TASK GOAL =>
Your task is to output the listing word for word, with pictures excluded.

"""

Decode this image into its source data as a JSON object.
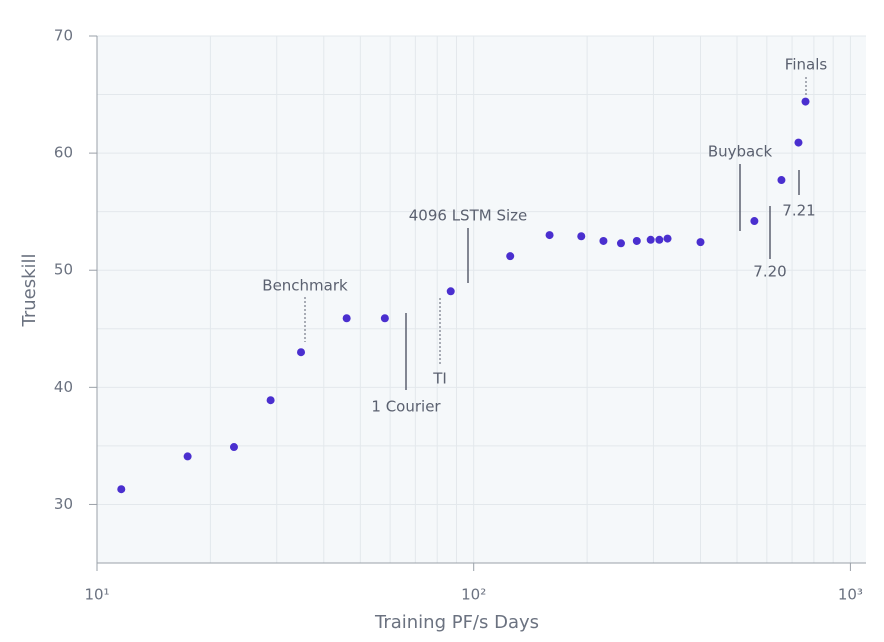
{
  "chart_data": {
    "type": "scatter",
    "x_label": "Training PF/s Days",
    "y_label": "Trueskill",
    "x_log": true,
    "xlim": [
      10,
      1100
    ],
    "ylim": [
      25,
      70
    ],
    "xticks": [
      {
        "value": 10,
        "label": "10¹"
      },
      {
        "value": 100,
        "label": "10²"
      },
      {
        "value": 1000,
        "label": "10³"
      }
    ],
    "xminorticks": [
      20,
      30,
      40,
      50,
      60,
      70,
      80,
      90,
      200,
      300,
      400,
      500,
      600,
      700,
      800,
      900
    ],
    "yticks": [
      30,
      40,
      50,
      60,
      70
    ],
    "yminorticks": [
      35,
      45,
      55,
      65
    ],
    "grid": true,
    "color": "#4a2fcf",
    "x": [
      11.6,
      17.4,
      23.1,
      28.9,
      34.8,
      46.0,
      58.1,
      86.9,
      125,
      159,
      193,
      221,
      246,
      271,
      295,
      311,
      327,
      400,
      556,
      656,
      728,
      760
    ],
    "values": [
      31.3,
      34.1,
      34.9,
      38.9,
      43.0,
      45.9,
      45.9,
      48.2,
      51.2,
      53.0,
      52.9,
      52.5,
      52.3,
      52.5,
      52.6,
      52.6,
      52.7,
      52.4,
      54.2,
      57.7,
      60.9,
      64.4
    ],
    "annotations": [
      "Benchmark",
      "1 Courier",
      "TI",
      "4096 LSTM Size",
      "Buyback",
      "7.20",
      "7.21",
      "Finals"
    ]
  }
}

"""

EXPECTED OUTPUT =>
Decode this image into its source data as a JSON object.
{
  "chart_data": {
    "type": "scatter",
    "x_label": "Training PF/s Days",
    "y_label": "Trueskill",
    "x_log": true,
    "xlim": [
      10,
      1100
    ],
    "ylim": [
      25,
      70
    ],
    "xticks": [
      {
        "value": 10,
        "label": "10¹"
      },
      {
        "value": 100,
        "label": "10²"
      },
      {
        "value": 1000,
        "label": "10³"
      }
    ],
    "xminorticks": [
      20,
      30,
      40,
      50,
      60,
      70,
      80,
      90,
      200,
      300,
      400,
      500,
      600,
      700,
      800,
      900
    ],
    "yticks": [
      30,
      40,
      50,
      60,
      70
    ],
    "yminorticks": [
      35,
      45,
      55,
      65
    ],
    "grid": true,
    "color": "#4a2fcf",
    "x": [
      11.6,
      17.4,
      23.1,
      28.9,
      34.8,
      46.0,
      58.1,
      86.9,
      125,
      159,
      193,
      221,
      246,
      271,
      295,
      311,
      327,
      400,
      556,
      656,
      728,
      760
    ],
    "values": [
      31.3,
      34.1,
      34.9,
      38.9,
      43.0,
      45.9,
      45.9,
      48.2,
      51.2,
      53.0,
      52.9,
      52.5,
      52.3,
      52.5,
      52.6,
      52.6,
      52.7,
      52.4,
      54.2,
      57.7,
      60.9,
      64.4
    ],
    "annotations": [
      "Benchmark",
      "1 Courier",
      "TI",
      "4096 LSTM Size",
      "Buyback",
      "7.20",
      "7.21",
      "Finals"
    ]
  }
}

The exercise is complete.